Keep only those lines of the records that include the string "priemerná".

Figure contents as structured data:
BEGIN

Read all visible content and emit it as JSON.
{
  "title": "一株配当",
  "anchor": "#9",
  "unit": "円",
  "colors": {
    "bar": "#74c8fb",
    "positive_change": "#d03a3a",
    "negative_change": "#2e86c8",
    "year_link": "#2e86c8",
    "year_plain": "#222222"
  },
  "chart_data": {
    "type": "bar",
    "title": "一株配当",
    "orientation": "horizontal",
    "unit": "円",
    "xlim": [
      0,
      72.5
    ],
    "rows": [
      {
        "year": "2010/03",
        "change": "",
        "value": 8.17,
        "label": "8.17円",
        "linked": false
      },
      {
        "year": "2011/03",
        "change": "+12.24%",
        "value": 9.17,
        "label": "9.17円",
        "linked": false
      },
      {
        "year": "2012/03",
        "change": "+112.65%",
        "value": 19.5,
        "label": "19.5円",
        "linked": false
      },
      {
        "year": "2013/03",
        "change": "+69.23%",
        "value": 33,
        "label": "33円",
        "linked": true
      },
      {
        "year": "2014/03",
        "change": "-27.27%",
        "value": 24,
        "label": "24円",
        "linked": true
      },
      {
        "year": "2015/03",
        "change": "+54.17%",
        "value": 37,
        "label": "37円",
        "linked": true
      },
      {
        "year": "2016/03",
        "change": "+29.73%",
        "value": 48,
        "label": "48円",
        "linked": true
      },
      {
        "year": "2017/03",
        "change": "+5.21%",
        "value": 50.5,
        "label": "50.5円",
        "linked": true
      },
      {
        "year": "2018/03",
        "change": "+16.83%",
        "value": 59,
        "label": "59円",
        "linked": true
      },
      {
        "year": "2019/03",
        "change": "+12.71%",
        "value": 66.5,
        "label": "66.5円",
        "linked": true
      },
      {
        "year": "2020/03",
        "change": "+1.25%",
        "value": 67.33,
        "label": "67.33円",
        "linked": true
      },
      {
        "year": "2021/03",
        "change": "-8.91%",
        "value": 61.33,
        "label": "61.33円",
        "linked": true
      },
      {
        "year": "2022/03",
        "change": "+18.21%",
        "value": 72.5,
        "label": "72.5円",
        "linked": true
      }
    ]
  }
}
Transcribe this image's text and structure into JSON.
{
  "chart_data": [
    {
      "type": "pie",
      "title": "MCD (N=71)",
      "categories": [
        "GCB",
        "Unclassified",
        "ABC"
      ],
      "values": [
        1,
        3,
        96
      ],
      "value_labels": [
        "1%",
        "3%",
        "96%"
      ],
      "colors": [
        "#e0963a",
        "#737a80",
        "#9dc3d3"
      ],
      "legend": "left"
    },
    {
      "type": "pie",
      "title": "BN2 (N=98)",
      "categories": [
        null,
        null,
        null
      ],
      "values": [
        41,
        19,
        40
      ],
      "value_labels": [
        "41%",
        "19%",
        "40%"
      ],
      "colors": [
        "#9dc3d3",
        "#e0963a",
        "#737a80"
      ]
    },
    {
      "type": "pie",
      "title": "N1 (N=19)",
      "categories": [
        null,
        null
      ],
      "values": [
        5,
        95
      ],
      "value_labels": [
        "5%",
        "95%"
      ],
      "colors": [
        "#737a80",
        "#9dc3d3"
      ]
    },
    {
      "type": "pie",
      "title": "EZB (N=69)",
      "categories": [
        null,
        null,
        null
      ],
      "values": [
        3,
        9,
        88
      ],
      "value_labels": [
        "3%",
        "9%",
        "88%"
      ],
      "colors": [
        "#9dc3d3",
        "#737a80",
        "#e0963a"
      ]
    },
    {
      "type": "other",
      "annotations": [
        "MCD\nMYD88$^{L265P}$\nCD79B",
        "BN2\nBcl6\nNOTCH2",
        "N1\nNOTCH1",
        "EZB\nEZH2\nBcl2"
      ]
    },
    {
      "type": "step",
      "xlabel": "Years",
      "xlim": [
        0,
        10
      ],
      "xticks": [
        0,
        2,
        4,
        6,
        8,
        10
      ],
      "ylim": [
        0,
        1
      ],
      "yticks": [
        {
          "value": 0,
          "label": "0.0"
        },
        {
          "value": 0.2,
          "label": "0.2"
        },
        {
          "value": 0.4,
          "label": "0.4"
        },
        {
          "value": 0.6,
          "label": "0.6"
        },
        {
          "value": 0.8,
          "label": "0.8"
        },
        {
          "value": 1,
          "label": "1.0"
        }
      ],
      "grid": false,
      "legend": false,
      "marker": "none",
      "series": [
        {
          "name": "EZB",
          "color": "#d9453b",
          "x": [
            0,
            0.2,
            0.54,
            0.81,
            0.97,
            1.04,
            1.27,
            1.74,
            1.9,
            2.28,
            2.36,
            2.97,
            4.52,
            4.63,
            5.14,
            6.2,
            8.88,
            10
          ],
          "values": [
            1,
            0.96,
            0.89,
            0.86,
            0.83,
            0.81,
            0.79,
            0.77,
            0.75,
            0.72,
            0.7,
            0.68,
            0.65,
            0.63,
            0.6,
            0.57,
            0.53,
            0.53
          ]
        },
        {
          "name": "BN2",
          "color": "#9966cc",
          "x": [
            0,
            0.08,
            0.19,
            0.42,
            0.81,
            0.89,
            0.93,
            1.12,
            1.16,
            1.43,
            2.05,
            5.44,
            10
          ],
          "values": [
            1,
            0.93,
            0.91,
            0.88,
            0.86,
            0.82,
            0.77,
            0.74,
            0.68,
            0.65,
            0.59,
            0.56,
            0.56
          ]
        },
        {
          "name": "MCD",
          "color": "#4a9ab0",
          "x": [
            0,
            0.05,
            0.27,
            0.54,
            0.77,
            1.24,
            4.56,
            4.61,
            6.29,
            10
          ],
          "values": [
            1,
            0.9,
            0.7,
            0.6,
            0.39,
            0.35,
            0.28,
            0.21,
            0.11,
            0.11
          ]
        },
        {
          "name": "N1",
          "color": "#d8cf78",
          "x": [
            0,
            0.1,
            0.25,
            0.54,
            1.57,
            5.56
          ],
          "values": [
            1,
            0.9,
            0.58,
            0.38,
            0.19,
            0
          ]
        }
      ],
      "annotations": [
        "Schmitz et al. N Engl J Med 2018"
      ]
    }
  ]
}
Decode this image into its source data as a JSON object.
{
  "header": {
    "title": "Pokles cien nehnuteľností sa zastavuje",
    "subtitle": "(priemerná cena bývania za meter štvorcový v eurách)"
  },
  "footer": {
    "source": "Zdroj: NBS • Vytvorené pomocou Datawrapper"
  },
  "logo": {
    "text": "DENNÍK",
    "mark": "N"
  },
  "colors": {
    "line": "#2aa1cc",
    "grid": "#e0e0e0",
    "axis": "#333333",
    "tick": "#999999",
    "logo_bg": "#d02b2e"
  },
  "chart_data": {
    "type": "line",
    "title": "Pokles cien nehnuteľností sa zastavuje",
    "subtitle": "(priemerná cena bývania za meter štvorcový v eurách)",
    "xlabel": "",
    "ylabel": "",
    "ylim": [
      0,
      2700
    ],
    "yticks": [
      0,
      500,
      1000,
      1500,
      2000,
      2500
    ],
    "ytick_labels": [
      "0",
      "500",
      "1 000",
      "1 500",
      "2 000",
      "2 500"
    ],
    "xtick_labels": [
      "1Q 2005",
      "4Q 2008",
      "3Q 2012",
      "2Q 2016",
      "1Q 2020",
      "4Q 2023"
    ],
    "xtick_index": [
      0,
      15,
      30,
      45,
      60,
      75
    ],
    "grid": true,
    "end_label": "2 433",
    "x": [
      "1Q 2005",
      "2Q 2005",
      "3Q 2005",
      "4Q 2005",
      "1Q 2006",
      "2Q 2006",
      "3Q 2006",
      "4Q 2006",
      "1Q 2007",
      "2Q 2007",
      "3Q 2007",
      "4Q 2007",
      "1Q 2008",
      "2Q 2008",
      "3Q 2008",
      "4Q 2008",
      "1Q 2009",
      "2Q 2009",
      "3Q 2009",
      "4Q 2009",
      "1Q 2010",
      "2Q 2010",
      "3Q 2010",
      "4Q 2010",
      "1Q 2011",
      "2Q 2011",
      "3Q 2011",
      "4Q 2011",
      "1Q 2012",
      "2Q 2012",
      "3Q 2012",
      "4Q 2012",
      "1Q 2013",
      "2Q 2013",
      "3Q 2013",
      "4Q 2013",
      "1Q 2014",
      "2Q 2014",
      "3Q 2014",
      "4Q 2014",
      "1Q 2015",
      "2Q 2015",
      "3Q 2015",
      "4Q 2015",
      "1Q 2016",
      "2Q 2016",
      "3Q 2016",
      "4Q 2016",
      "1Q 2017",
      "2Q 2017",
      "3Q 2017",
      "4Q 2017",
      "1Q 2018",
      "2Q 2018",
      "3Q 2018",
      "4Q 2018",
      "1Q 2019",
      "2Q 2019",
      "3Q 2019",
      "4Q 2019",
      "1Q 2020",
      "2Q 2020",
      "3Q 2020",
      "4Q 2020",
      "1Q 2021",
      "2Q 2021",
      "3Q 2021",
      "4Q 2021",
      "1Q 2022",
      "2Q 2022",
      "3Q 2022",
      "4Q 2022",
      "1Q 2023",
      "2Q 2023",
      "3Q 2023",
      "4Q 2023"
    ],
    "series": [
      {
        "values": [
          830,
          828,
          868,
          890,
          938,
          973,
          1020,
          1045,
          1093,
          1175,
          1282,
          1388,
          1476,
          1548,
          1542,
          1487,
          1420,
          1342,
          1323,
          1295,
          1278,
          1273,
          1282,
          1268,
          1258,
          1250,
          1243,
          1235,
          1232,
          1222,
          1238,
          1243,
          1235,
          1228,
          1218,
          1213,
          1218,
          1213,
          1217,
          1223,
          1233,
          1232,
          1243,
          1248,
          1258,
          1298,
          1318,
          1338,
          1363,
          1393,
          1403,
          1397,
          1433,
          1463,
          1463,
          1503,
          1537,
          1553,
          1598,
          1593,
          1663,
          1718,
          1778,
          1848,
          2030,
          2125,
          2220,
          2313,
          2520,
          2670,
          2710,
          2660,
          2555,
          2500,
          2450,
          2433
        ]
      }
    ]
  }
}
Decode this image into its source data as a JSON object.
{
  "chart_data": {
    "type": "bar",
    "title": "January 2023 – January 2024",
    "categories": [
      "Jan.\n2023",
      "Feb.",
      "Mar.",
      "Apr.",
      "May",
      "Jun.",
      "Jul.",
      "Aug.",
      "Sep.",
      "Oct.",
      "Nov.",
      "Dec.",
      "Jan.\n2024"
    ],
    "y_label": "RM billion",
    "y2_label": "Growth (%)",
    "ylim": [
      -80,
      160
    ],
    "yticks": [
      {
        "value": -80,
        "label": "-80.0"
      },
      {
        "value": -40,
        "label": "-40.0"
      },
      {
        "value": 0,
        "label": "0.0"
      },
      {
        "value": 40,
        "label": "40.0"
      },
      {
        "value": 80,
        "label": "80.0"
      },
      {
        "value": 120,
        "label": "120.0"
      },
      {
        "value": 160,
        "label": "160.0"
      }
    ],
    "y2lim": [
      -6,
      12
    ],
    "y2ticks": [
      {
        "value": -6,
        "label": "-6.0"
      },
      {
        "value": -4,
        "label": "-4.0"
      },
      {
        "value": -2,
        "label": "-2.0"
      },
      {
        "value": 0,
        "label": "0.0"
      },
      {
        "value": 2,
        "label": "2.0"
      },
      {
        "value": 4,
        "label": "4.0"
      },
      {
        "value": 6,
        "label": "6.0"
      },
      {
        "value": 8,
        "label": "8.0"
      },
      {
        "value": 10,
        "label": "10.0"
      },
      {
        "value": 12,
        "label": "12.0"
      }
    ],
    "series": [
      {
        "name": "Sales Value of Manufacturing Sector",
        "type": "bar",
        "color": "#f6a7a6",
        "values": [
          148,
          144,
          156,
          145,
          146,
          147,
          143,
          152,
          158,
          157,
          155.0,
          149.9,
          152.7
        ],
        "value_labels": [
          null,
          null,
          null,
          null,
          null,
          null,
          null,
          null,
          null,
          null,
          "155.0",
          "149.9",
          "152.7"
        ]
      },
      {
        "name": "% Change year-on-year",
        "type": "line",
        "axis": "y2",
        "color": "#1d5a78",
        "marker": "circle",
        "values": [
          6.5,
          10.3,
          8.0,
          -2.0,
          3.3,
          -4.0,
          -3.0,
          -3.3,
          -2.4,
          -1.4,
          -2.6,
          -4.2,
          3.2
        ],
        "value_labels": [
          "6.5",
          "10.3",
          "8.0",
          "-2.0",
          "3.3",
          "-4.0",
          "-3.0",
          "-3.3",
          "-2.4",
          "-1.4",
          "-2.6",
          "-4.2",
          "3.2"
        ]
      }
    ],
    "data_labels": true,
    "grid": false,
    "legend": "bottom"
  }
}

END

◆ Completed exercise:
    "subtitle": "(priemerná cena bývania za meter štvorcový v eurách)"
    "subtitle": "(priemerná cena bývania za meter štvorcový v eurách)",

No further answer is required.